→ WRITTEN TASK
Answer with a single number: how many lines in the listing below include "JSON"?

→ RECORDS FOR THIS TASK

________________________________________

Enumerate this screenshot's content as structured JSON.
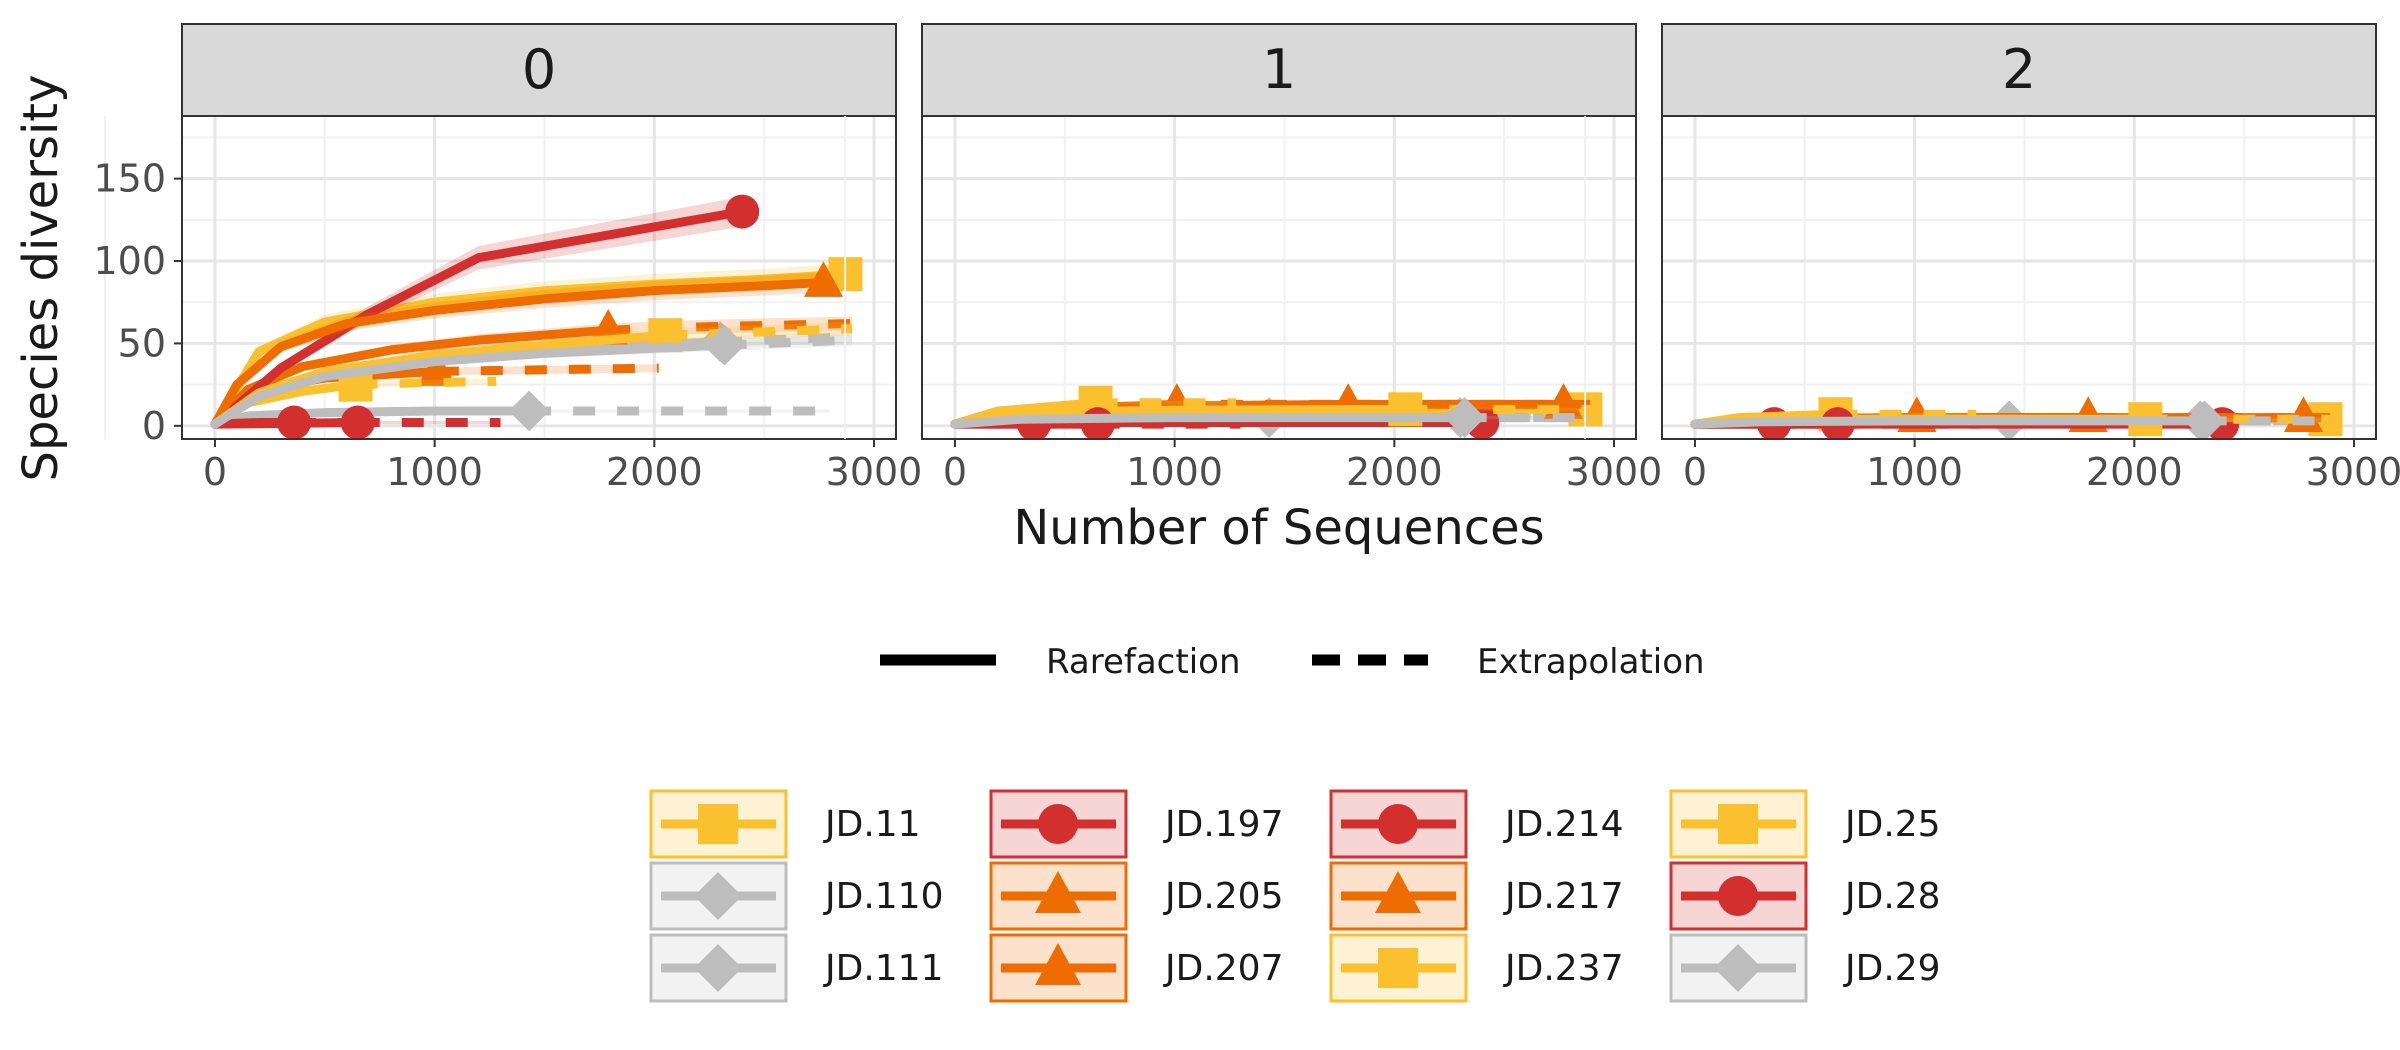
{
  "chart_data": {
    "type": "line",
    "facet_labels": [
      "0",
      "1",
      "2"
    ],
    "xlabel": "Number of Sequences",
    "ylabel": "Species diversity",
    "xlim": [
      -150,
      3100
    ],
    "ylim": [
      -8,
      188
    ],
    "x_ticks": [
      0,
      1000,
      2000,
      3000
    ],
    "y_ticks": [
      0,
      50,
      100,
      150
    ],
    "grid": true,
    "line_types": [
      {
        "name": "Rarefaction",
        "style": "solid"
      },
      {
        "name": "Extrapolation",
        "style": "dashed"
      }
    ],
    "colors": {
      "yellow": "#FBC02D",
      "orange": "#EF6C00",
      "red": "#D32F2F",
      "gray": "#BDBDBD"
    },
    "legend_placement": "bottom",
    "series": [
      {
        "name": "JD.11",
        "color": "#FBC02D",
        "shape": "square",
        "n_obs": 2870,
        "facets": [
          {
            "obs": 92,
            "x": [
              0,
              200,
              500,
              1000,
              1500,
              2000,
              2500,
              2870
            ],
            "y": [
              1,
              45,
              63,
              75,
              82,
              86,
              89,
              92
            ]
          },
          {
            "obs": 10,
            "x": [
              0,
              300,
              1000,
              2000,
              2870
            ],
            "y": [
              1,
              8,
              9.5,
              10,
              10
            ]
          },
          {
            "obs": 4,
            "x": [
              0,
              300,
              1000,
              2000,
              2870
            ],
            "y": [
              1,
              3.5,
              4,
              4,
              4
            ]
          }
        ]
      },
      {
        "name": "JD.110",
        "color": "#BDBDBD",
        "shape": "diamond",
        "n_obs": 1430,
        "facets": [
          {
            "obs": 9,
            "x": [
              0,
              150,
              500,
              1000,
              1430,
              2000,
              2800
            ],
            "y": [
              1,
              6,
              8,
              9,
              9,
              9,
              9
            ]
          },
          {
            "obs": 5,
            "x": [
              0,
              300,
              1430,
              2800
            ],
            "y": [
              1,
              4,
              5,
              5
            ]
          },
          {
            "obs": 3,
            "x": [
              0,
              300,
              1430,
              2800
            ],
            "y": [
              1,
              2.5,
              3,
              3
            ]
          }
        ]
      },
      {
        "name": "JD.111",
        "color": "#BDBDBD",
        "shape": "diamond",
        "n_obs": 2300,
        "facets": [
          {
            "obs": 51,
            "x": [
              0,
              200,
              500,
              1000,
              1500,
              2300,
              2900
            ],
            "y": [
              1,
              18,
              30,
              40,
              46,
              51,
              54
            ]
          },
          {
            "obs": 5,
            "x": [
              0,
              300,
              1000,
              2300,
              2900
            ],
            "y": [
              1,
              4,
              5,
              5,
              5
            ]
          },
          {
            "obs": 3,
            "x": [
              0,
              300,
              1000,
              2300,
              2900
            ],
            "y": [
              1,
              2.5,
              3,
              3,
              3
            ]
          }
        ]
      },
      {
        "name": "JD.197",
        "color": "#D32F2F",
        "shape": "circle",
        "n_obs": 360,
        "facets": [
          {
            "obs": 2,
            "x": [
              0,
              200,
              360,
              720
            ],
            "y": [
              1,
              2,
              2,
              2
            ]
          },
          {
            "obs": 1,
            "x": [
              0,
              360,
              720
            ],
            "y": [
              1,
              1,
              1
            ]
          },
          {
            "obs": 1,
            "x": [
              0,
              360,
              720
            ],
            "y": [
              1,
              1,
              1
            ]
          }
        ]
      },
      {
        "name": "JD.205",
        "color": "#EF6C00",
        "shape": "triangle",
        "n_obs": 1010,
        "facets": [
          {
            "obs": 33,
            "x": [
              0,
              200,
              500,
              1010,
              1500,
              2020
            ],
            "y": [
              1,
              22,
              29,
              33,
              34,
              35
            ]
          },
          {
            "obs": 13,
            "x": [
              0,
              200,
              1010,
              2020
            ],
            "y": [
              1,
              9,
              13,
              13
            ]
          },
          {
            "obs": 5,
            "x": [
              0,
              200,
              1010,
              2020
            ],
            "y": [
              1,
              4,
              5,
              5
            ]
          }
        ]
      },
      {
        "name": "JD.207",
        "color": "#EF6C00",
        "shape": "triangle",
        "n_obs": 1790,
        "facets": [
          {
            "obs": 58,
            "x": [
              0,
              150,
              400,
              800,
              1200,
              1790,
              2200,
              2900
            ],
            "y": [
              1,
              22,
              36,
              46,
              52,
              58,
              60,
              62
            ]
          },
          {
            "obs": 13,
            "x": [
              0,
              300,
              1000,
              1790,
              2900
            ],
            "y": [
              1,
              10,
              12,
              13,
              13
            ]
          },
          {
            "obs": 5,
            "x": [
              0,
              300,
              1000,
              1790,
              2900
            ],
            "y": [
              1,
              4,
              5,
              5,
              5
            ]
          }
        ]
      },
      {
        "name": "JD.214",
        "color": "#D32F2F",
        "shape": "circle",
        "n_obs": 2400,
        "facets": [
          {
            "obs": 130,
            "x": [
              0,
              300,
              700,
              1200,
              1800,
              2400
            ],
            "y": [
              1,
              35,
              68,
              102,
              116,
              130
            ]
          },
          {
            "obs": 2,
            "x": [
              0,
              600,
              1200,
              2400
            ],
            "y": [
              1,
              2,
              2,
              2
            ]
          },
          {
            "obs": 1,
            "x": [
              0,
              1200,
              2400
            ],
            "y": [
              1,
              1,
              1
            ]
          }
        ]
      },
      {
        "name": "JD.217",
        "color": "#EF6C00",
        "shape": "triangle",
        "n_obs": 2770,
        "facets": [
          {
            "obs": 87,
            "x": [
              0,
              100,
              300,
              600,
              1000,
              1500,
              2000,
              2500,
              2770
            ],
            "y": [
              1,
              25,
              48,
              62,
              70,
              77,
              82,
              85,
              87
            ]
          },
          {
            "obs": 13,
            "x": [
              0,
              300,
              1000,
              2000,
              2770
            ],
            "y": [
              1,
              10,
              12,
              13,
              13
            ]
          },
          {
            "obs": 5,
            "x": [
              0,
              300,
              1000,
              2000,
              2770
            ],
            "y": [
              1,
              4,
              5,
              5,
              5
            ]
          }
        ]
      },
      {
        "name": "JD.237",
        "color": "#FBC02D",
        "shape": "square",
        "n_obs": 640,
        "facets": [
          {
            "obs": 25,
            "x": [
              0,
              150,
              400,
              640,
              900,
              1280
            ],
            "y": [
              1,
              14,
              21,
              25,
              26,
              27
            ]
          },
          {
            "obs": 14,
            "x": [
              0,
              200,
              640,
              1280
            ],
            "y": [
              1,
              9,
              14,
              14
            ]
          },
          {
            "obs": 7,
            "x": [
              0,
              200,
              640,
              1280
            ],
            "y": [
              1,
              5,
              7,
              7
            ]
          }
        ]
      },
      {
        "name": "JD.25",
        "color": "#FBC02D",
        "shape": "square",
        "n_obs": 2050,
        "facets": [
          {
            "obs": 55,
            "x": [
              0,
              200,
              500,
              1000,
              1500,
              2050,
              2500,
              2900
            ],
            "y": [
              1,
              20,
              33,
              43,
              49,
              55,
              57,
              59
            ]
          },
          {
            "obs": 10,
            "x": [
              0,
              300,
              1000,
              2050,
              2900
            ],
            "y": [
              1,
              8,
              9.5,
              10,
              10
            ]
          },
          {
            "obs": 4,
            "x": [
              0,
              300,
              1000,
              2050,
              2900
            ],
            "y": [
              1,
              3.5,
              4,
              4,
              4
            ]
          }
        ]
      },
      {
        "name": "JD.28",
        "color": "#D32F2F",
        "shape": "circle",
        "n_obs": 650,
        "facets": [
          {
            "obs": 2,
            "x": [
              0,
              650,
              1300
            ],
            "y": [
              1,
              2,
              2
            ]
          },
          {
            "obs": 1,
            "x": [
              0,
              650,
              1300
            ],
            "y": [
              1,
              1,
              1
            ]
          },
          {
            "obs": 1,
            "x": [
              0,
              650,
              1300
            ],
            "y": [
              1,
              1,
              1
            ]
          }
        ]
      },
      {
        "name": "JD.29",
        "color": "#BDBDBD",
        "shape": "diamond",
        "n_obs": 2320,
        "facets": [
          {
            "obs": 49,
            "x": [
              0,
              200,
              500,
              1000,
              1500,
              2320,
              2900
            ],
            "y": [
              1,
              18,
              30,
              39,
              44,
              49,
              52
            ]
          },
          {
            "obs": 5,
            "x": [
              0,
              300,
              1000,
              2320,
              2900
            ],
            "y": [
              1,
              4,
              5,
              5,
              5
            ]
          },
          {
            "obs": 3,
            "x": [
              0,
              300,
              1000,
              2320,
              2900
            ],
            "y": [
              1,
              2.5,
              3,
              3,
              3
            ]
          }
        ]
      }
    ]
  }
}
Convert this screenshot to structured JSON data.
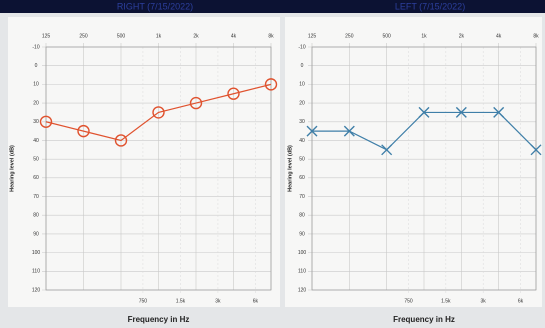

________________________________________

→ FINISHED TASK
2